Chronique

Interzone

Quatrième Jour : Kan Ya Ma Kan

Serge Teyssot-Gay (g), Khaled Aljaramani (oud, voc)

Label / Distribution : Intervalle triton

Suivez une ligne droite. Comme une corde ; vous tomberez bien à un moment sur Serge Teyssot-Gay. Après Joëlle Léandre et Mike Ladd, après Gaspar Claus et Etienne Bultingaire, revoici Interzone, peut-être le projet émancipateur du guitariste. C’est le quatrième jour avec le grand oudiste et chanteur Khaled Aljaramani. Dans la Genèse, c’est le jour de la création de la Lune et des étoiles ; va pour la lumière alors, elle est pleinement chargée dans le beau « Tapis Volant » qui fait parler le langage rock de Teyssot-Gay dans une formidable tour de Babel. La rencontre entre ces musiciens a beau être fort ancienne, elle ne se trouve pas tarie, et s’émerveille toujours de la rencontre et de la nouveauté.

| Données affichées |
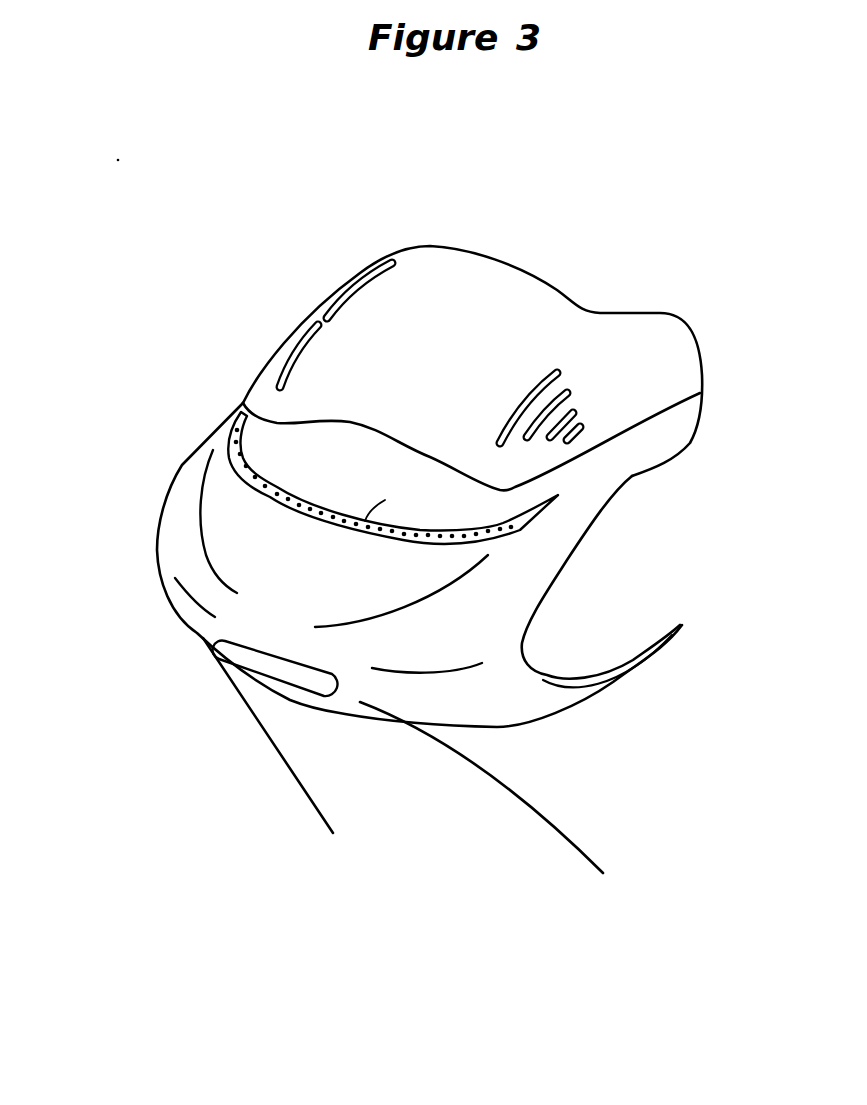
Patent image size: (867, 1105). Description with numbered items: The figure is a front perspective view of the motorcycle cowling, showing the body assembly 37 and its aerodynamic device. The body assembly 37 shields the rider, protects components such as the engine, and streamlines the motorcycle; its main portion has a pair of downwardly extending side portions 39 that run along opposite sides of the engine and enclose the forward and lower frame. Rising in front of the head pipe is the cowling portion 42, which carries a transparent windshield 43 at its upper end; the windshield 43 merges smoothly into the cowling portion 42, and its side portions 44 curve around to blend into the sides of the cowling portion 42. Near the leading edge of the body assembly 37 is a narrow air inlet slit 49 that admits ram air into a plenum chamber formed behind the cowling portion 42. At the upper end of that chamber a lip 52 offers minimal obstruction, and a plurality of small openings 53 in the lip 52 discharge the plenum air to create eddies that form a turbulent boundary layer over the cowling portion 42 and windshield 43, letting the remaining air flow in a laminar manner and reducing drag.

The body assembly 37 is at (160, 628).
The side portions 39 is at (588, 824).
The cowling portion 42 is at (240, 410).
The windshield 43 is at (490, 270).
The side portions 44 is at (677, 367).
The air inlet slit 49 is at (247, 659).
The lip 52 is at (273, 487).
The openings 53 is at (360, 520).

| Travail demandé |
Traduisez en anglais cette phrase de la chronique sur Interzone : « La rencontre entre ces musiciens a beau être fort ancienne, elle ne se trouve pas tarie, et s’émerveille toujours de la rencontre et de la nouveauté. » Les données ne sont pas utiles ici.

| Solution détaillée |
However long-standing the meeting between these musicians may be, it has not run dry, and it still marvels at encounter and novelty.